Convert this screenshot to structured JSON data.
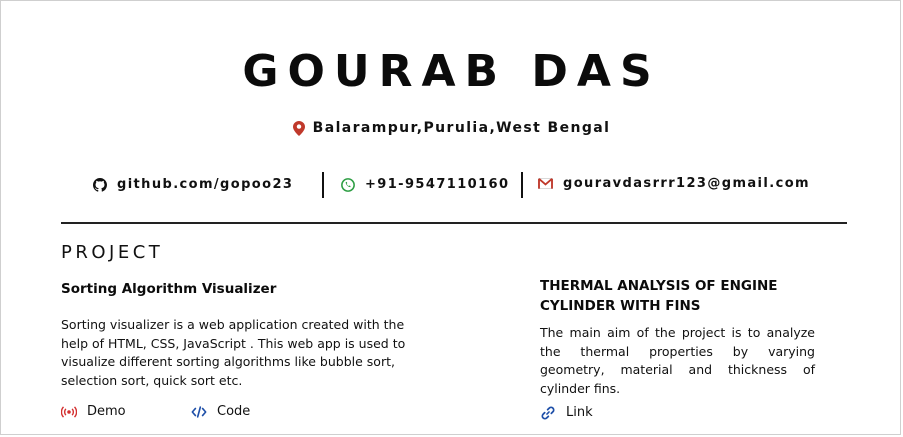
{
  "header": {
    "name": "GOURAB DAS",
    "location": "Balarampur,Purulia,West Bengal"
  },
  "contacts": {
    "github": "github.com/gopoo23",
    "phone": "+91-9547110160",
    "email": "gouravdasrrr123@gmail.com"
  },
  "section": {
    "title": "PROJECT"
  },
  "projects": [
    {
      "title": "Sorting Algorithm Visualizer",
      "description": "Sorting visualizer is a web application created with the help of HTML, CSS, JavaScript . This web app is used to visualize different sorting algorithms like bubble sort, selection sort, quick sort etc.",
      "links": [
        {
          "label": "Demo",
          "icon": "broadcast-icon"
        },
        {
          "label": "Code",
          "icon": "code-icon"
        }
      ]
    },
    {
      "title": "THERMAL ANALYSIS OF ENGINE CYLINDER WITH FINS",
      "description": "The main aim of the project is to analyze the thermal properties by varying geometry, material and thickness of cylinder fins.",
      "links": [
        {
          "label": "Link",
          "icon": "link-icon"
        }
      ]
    }
  ],
  "colors": {
    "pin": "#c0392b",
    "phone": "#2e9e44",
    "email": "#c0392b",
    "demo": "#d32f2f",
    "code": "#1e4fa8",
    "link": "#1e4fa8"
  }
}
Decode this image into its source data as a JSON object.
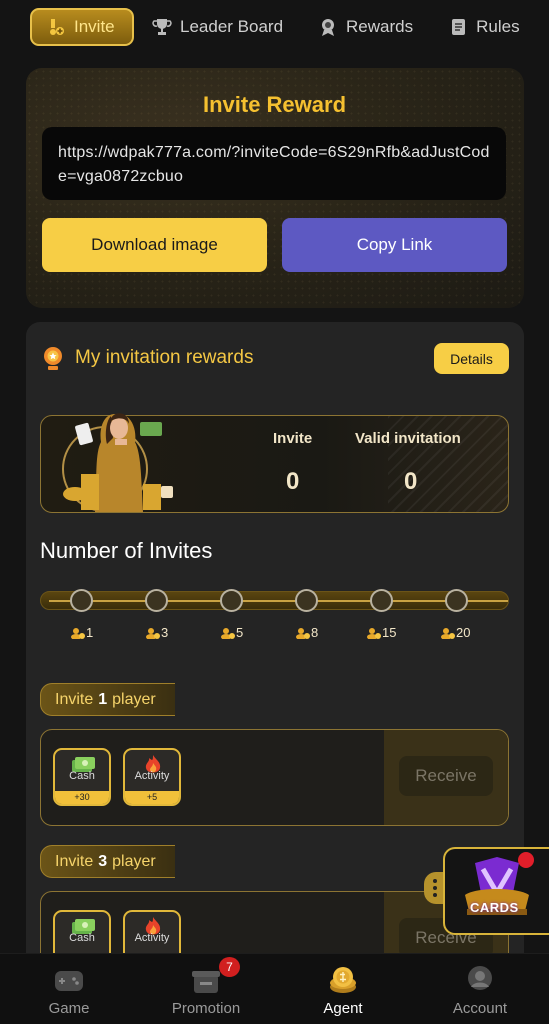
{
  "tabs": [
    {
      "label": "Invite",
      "icon": "invite-icon",
      "active": true
    },
    {
      "label": "Leader Board",
      "icon": "trophy-icon",
      "active": false
    },
    {
      "label": "Rewards",
      "icon": "reward-icon",
      "active": false
    },
    {
      "label": "Rules",
      "icon": "rules-icon",
      "active": false
    }
  ],
  "invite_reward": {
    "title": "Invite Reward",
    "link": "https://wdpak777a.com/?inviteCode=6S29nRfb&adJustCode=vga0872zcbuo",
    "download_label": "Download image",
    "copy_label": "Copy Link"
  },
  "my_rewards": {
    "title": "My invitation rewards",
    "details_label": "Details",
    "invite_label": "Invite",
    "invite_value": "0",
    "valid_label": "Valid invitation",
    "valid_value": "0"
  },
  "invites_progress": {
    "title": "Number of Invites",
    "milestones": [
      "1",
      "3",
      "5",
      "8",
      "15",
      "20"
    ],
    "progress_fraction": 0
  },
  "tiers": [
    {
      "prefix": "Invite",
      "count": "1",
      "suffix": "player",
      "rewards": [
        {
          "label": "Cash",
          "amount": "+30",
          "icon": "cash-icon"
        },
        {
          "label": "Activity",
          "amount": "+5",
          "icon": "fire-icon"
        }
      ],
      "receive_label": "Receive"
    },
    {
      "prefix": "Invite",
      "count": "3",
      "suffix": "player",
      "rewards": [
        {
          "label": "Cash",
          "icon": "cash-icon"
        },
        {
          "label": "Activity",
          "icon": "fire-icon"
        }
      ],
      "receive_label": "Receive"
    }
  ],
  "cards_widget": {
    "label": "CARDS"
  },
  "bottom_nav": [
    {
      "label": "Game",
      "icon": "gamepad-icon",
      "active": false
    },
    {
      "label": "Promotion",
      "icon": "gift-icon",
      "active": false,
      "badge": "7"
    },
    {
      "label": "Agent",
      "icon": "coin-stack-icon",
      "active": true
    },
    {
      "label": "Account",
      "icon": "user-icon",
      "active": false
    }
  ],
  "colors": {
    "accent": "#f7ce45",
    "copy_button": "#5d59c2",
    "gold_text": "#f4c744",
    "badge": "#d11f1f"
  }
}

━━━━━━━━━━━━━━━━━━━━

▸ **Instructions to follow**: From the entries above, copy out every line where the string "Sorting" appears.

▸ **Solution for this exercise**:
      "title": "Sorting Algorithm Visualizer",
      "description": "Sorting visualizer is a web application created with the help of HTML, CSS, JavaScript . This web app is used to visualize different sorting algorithms like bubble sort, selection sort, quick sort etc.",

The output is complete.